BRIEF:
Set all the material down again unchanged, without the pictures.

Items from a dataset:
• • • • • • •
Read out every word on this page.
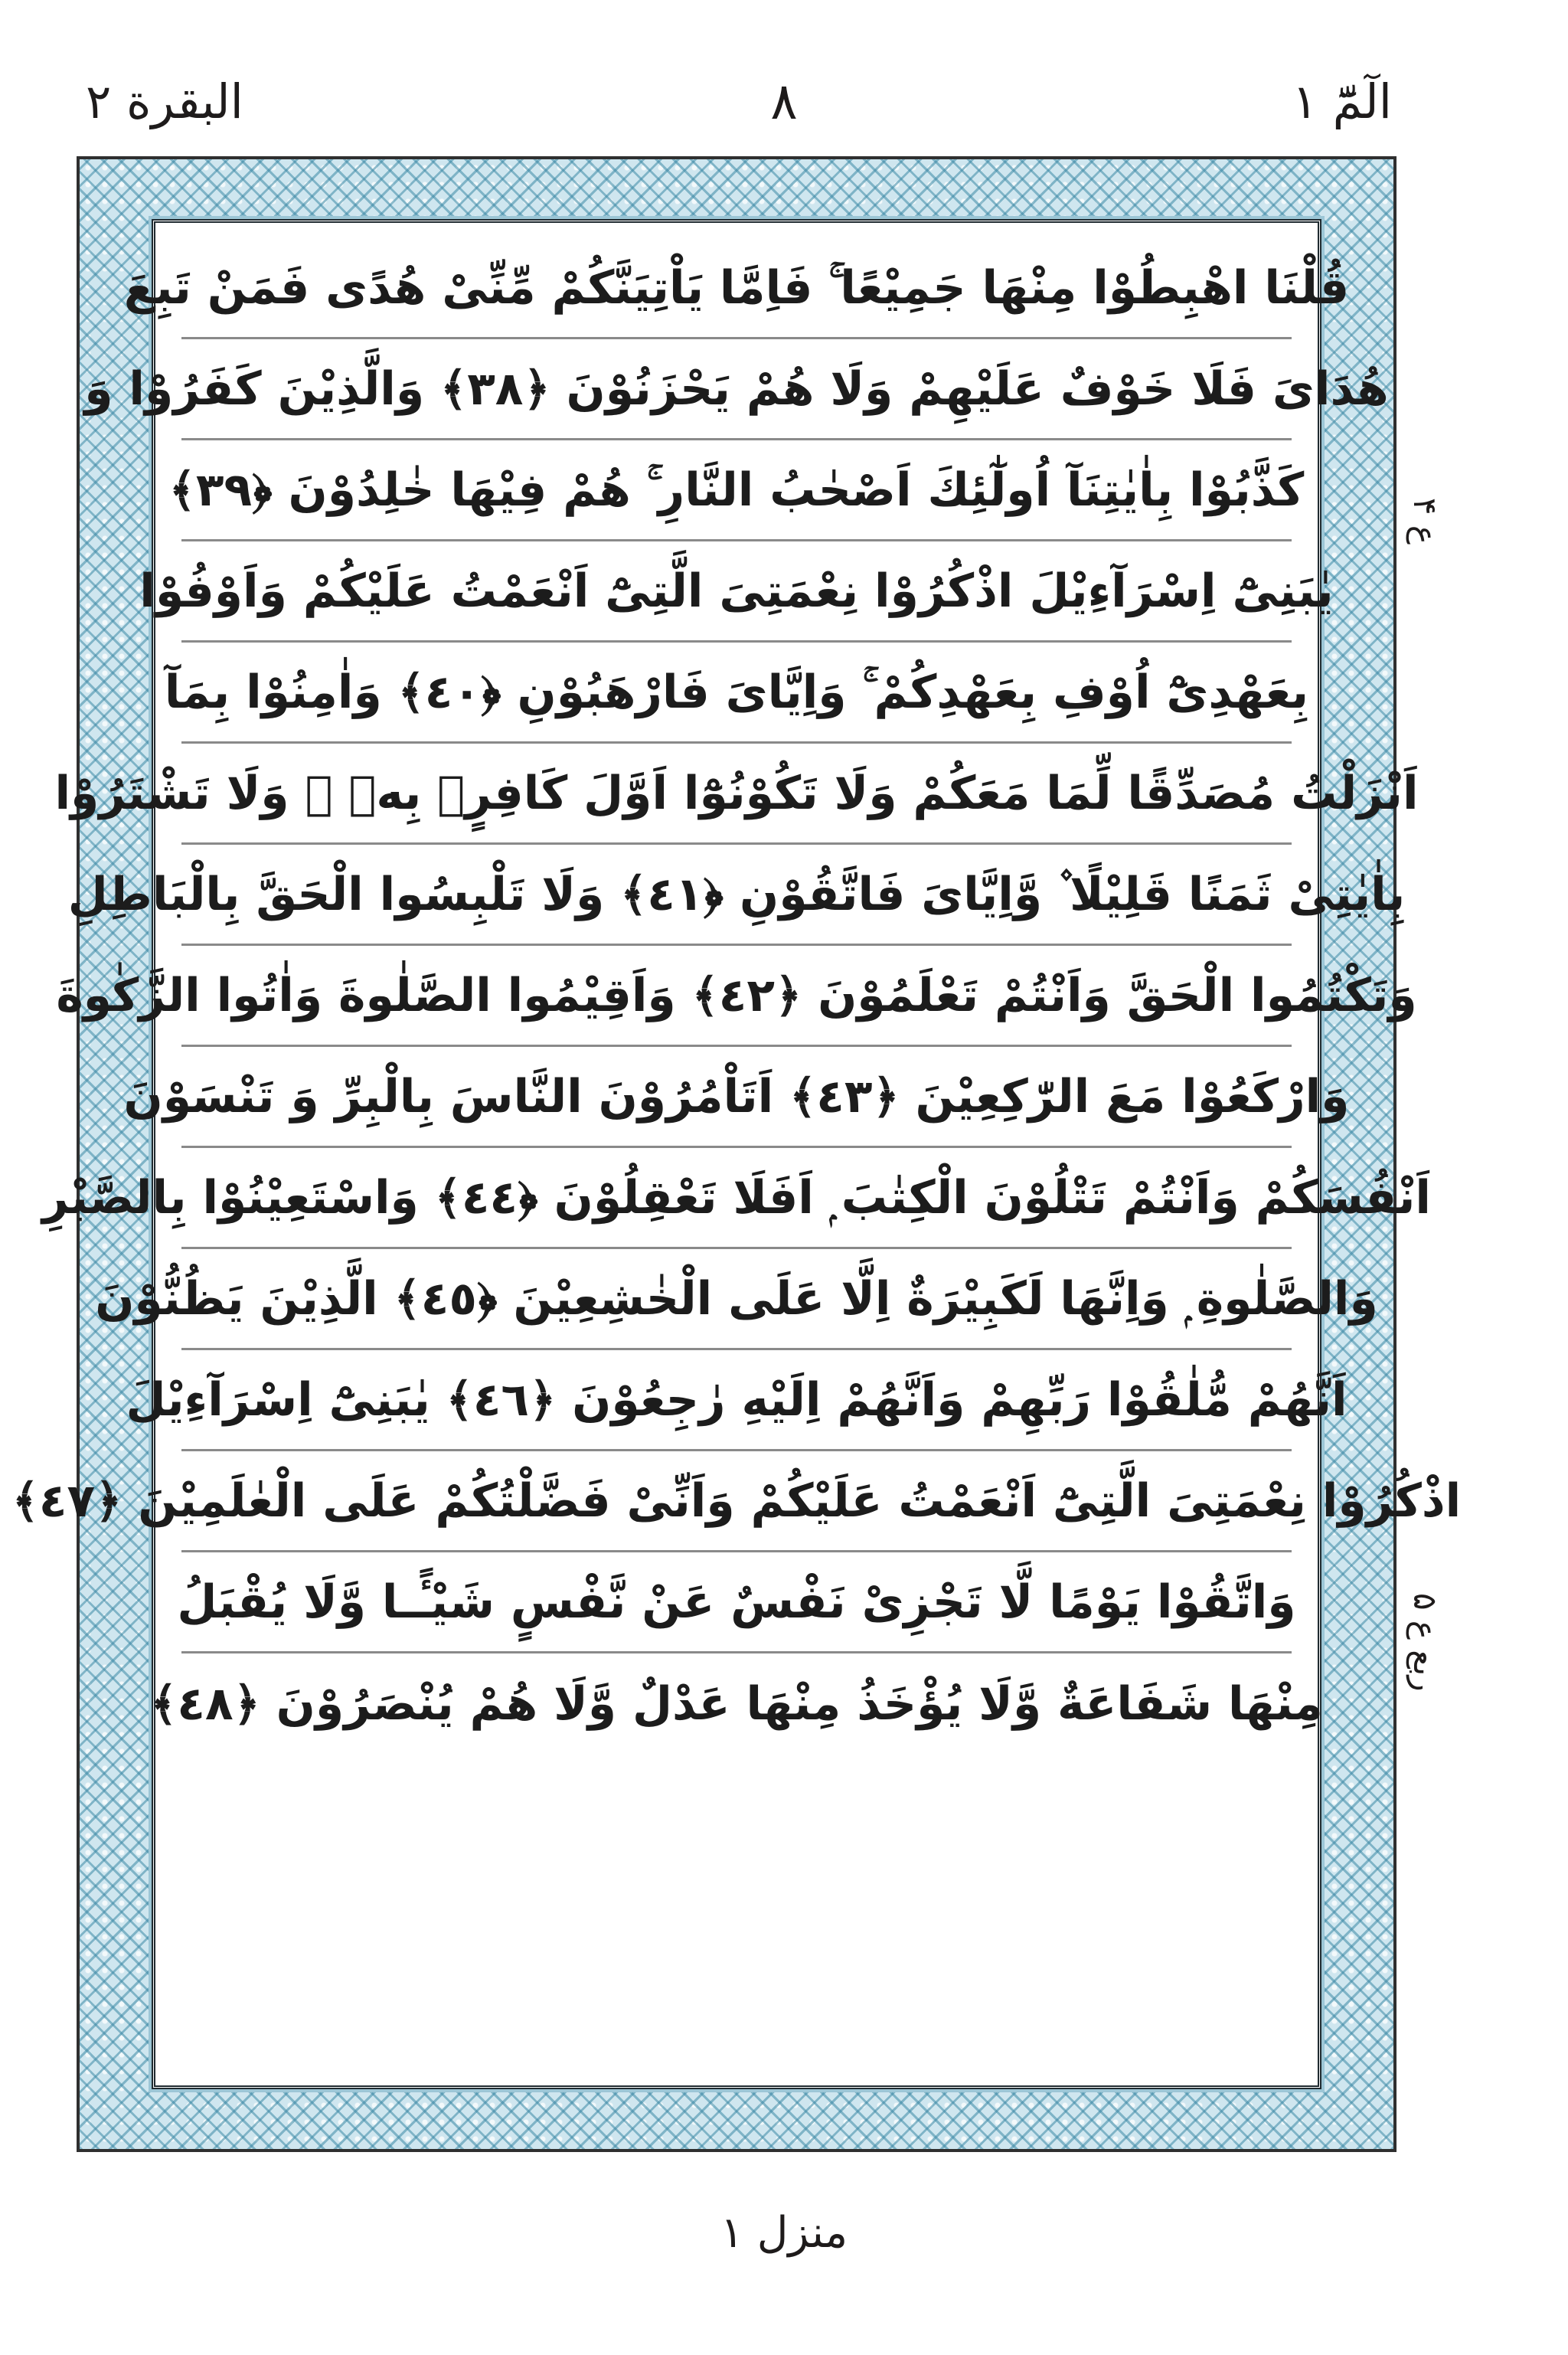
الٓمّٓ ١
٨
البقرة ٢
قُلْنَا اهْبِطُوْا مِنْهَا جَمِيْعًا ۚ فَاِمَّا يَاْتِيَنَّكُمْ مِّنِّىْ هُدًى فَمَنْ تَبِعَ
هُدَاىَ فَلَا خَوْفٌ عَلَيْهِمْ وَلَا هُمْ يَحْزَنُوْنَ ﴿٣٨﴾ وَالَّذِيْنَ كَفَرُوْا وَ
كَذَّبُوْا بِاٰيٰتِنَآ اُولٰٓئِكَ اَصْحٰبُ النَّارِ ۚ هُمْ فِيْهَا خٰلِدُوْنَ ﴿٣٩﴾
يٰبَنِىْٓ اِسْرَآءِيْلَ اذْكُرُوْا نِعْمَتِىَ الَّتِىْٓ اَنْعَمْتُ عَلَيْكُمْ وَاَوْفُوْا
بِعَهْدِىْٓ اُوْفِ بِعَهْدِكُمْ ۚ وَاِيَّاىَ فَارْهَبُوْنِ ﴿٤٠﴾ وَاٰمِنُوْا بِمَآ
اَنْزَلْتُ مُصَدِّقًا لِّمَا مَعَكُمْ وَلَا تَكُوْنُوْٓا اَوَّلَ كَافِرٍۢ بِهٖ ۖ وَلَا تَشْتَرُوْا
بِاٰيٰتِىْ ثَمَنًا قَلِيْلًا ۫ وَّاِيَّاىَ فَاتَّقُوْنِ ﴿٤١﴾ وَلَا تَلْبِسُوا الْحَقَّ بِالْبَاطِلِ
وَتَكْتُمُوا الْحَقَّ وَاَنْتُمْ تَعْلَمُوْنَ ﴿٤٢﴾ وَاَقِيْمُوا الصَّلٰوةَ وَاٰتُوا الزَّكٰوةَ
وَارْكَعُوْا مَعَ الرّٰكِعِيْنَ ﴿٤٣﴾ اَتَاْمُرُوْنَ النَّاسَ بِالْبِرِّ وَ تَنْسَوْنَ
اَنْفُسَكُمْ وَاَنْتُمْ تَتْلُوْنَ الْكِتٰبَ ۭ اَفَلَا تَعْقِلُوْنَ ﴿٤٤﴾ وَاسْتَعِيْنُوْا بِالصَّبْرِ
وَالصَّلٰوةِ ۭ وَاِنَّهَا لَكَبِيْرَةٌ اِلَّا عَلَى الْخٰشِعِيْنَ ﴿٤٥﴾ الَّذِيْنَ يَظُنُّوْنَ
اَنَّهُمْ مُّلٰقُوْا رَبِّهِمْ وَاَنَّهُمْ اِلَيْهِ رٰجِعُوْنَ ﴿٤٦﴾ يٰبَنِىْٓ اِسْرَآءِيْلَ
اذْكُرُوْا نِعْمَتِىَ الَّتِىْٓ اَنْعَمْتُ عَلَيْكُمْ وَاَنِّىْ فَضَّلْتُكُمْ عَلَى الْعٰلَمِيْنَ ﴿٤٧﴾
وَاتَّقُوْا يَوْمًا لَّا تَجْزِىْ نَفْسٌ عَنْ نَّفْسٍ شَيْـًٔـا وَّلَا يُقْبَلُ
مِنْهَا شَفَاعَةٌ وَّلَا يُؤْخَذُ مِنْهَا عَدْلٌ وَّلَا هُمْ يُنْصَرُوْنَ ﴿٤٨﴾
ع ۴
ربع ع ۵
منزل ١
• • • • • • •
FINAL RESULT:
Read out every word on this page.
الٓمّٓ ١
٨
البقرة ٢
قُلْنَا اهْبِطُوْا مِنْهَا جَمِيْعًا ۚ فَاِمَّا يَاْتِيَنَّكُمْ مِّنِّىْ هُدًى فَمَنْ تَبِعَ
هُدَاىَ فَلَا خَوْفٌ عَلَيْهِمْ وَلَا هُمْ يَحْزَنُوْنَ ﴿٣٨﴾ وَالَّذِيْنَ كَفَرُوْا وَ
كَذَّبُوْا بِاٰيٰتِنَآ اُولٰٓئِكَ اَصْحٰبُ النَّارِ ۚ هُمْ فِيْهَا خٰلِدُوْنَ ﴿٣٩﴾
يٰبَنِىْٓ اِسْرَآءِيْلَ اذْكُرُوْا نِعْمَتِىَ الَّتِىْٓ اَنْعَمْتُ عَلَيْكُمْ وَاَوْفُوْا
بِعَهْدِىْٓ اُوْفِ بِعَهْدِكُمْ ۚ وَاِيَّاىَ فَارْهَبُوْنِ ﴿٤٠﴾ وَاٰمِنُوْا بِمَآ
اَنْزَلْتُ مُصَدِّقًا لِّمَا مَعَكُمْ وَلَا تَكُوْنُوْٓا اَوَّلَ كَافِرٍۢ بِهٖ ۖ وَلَا تَشْتَرُوْا
بِاٰيٰتِىْ ثَمَنًا قَلِيْلًا ۫ وَّاِيَّاىَ فَاتَّقُوْنِ ﴿٤١﴾ وَلَا تَلْبِسُوا الْحَقَّ بِالْبَاطِلِ
وَتَكْتُمُوا الْحَقَّ وَاَنْتُمْ تَعْلَمُوْنَ ﴿٤٢﴾ وَاَقِيْمُوا الصَّلٰوةَ وَاٰتُوا الزَّكٰوةَ
وَارْكَعُوْا مَعَ الرّٰكِعِيْنَ ﴿٤٣﴾ اَتَاْمُرُوْنَ النَّاسَ بِالْبِرِّ وَ تَنْسَوْنَ
اَنْفُسَكُمْ وَاَنْتُمْ تَتْلُوْنَ الْكِتٰبَ ۭ اَفَلَا تَعْقِلُوْنَ ﴿٤٤﴾ وَاسْتَعِيْنُوْا بِالصَّبْرِ
وَالصَّلٰوةِ ۭ وَاِنَّهَا لَكَبِيْرَةٌ اِلَّا عَلَى الْخٰشِعِيْنَ ﴿٤٥﴾ الَّذِيْنَ يَظُنُّوْنَ
اَنَّهُمْ مُّلٰقُوْا رَبِّهِمْ وَاَنَّهُمْ اِلَيْهِ رٰجِعُوْنَ ﴿٤٦﴾ يٰبَنِىْٓ اِسْرَآءِيْلَ
اذْكُرُوْا نِعْمَتِىَ الَّتِىْٓ اَنْعَمْتُ عَلَيْكُمْ وَاَنِّىْ فَضَّلْتُكُمْ عَلَى الْعٰلَمِيْنَ ﴿٤٧﴾
وَاتَّقُوْا يَوْمًا لَّا تَجْزِىْ نَفْسٌ عَنْ نَّفْسٍ شَيْـًٔـا وَّلَا يُقْبَلُ
مِنْهَا شَفَاعَةٌ وَّلَا يُؤْخَذُ مِنْهَا عَدْلٌ وَّلَا هُمْ يُنْصَرُوْنَ ﴿٤٨﴾
ع ۴
ربع ع ۵
منزل ١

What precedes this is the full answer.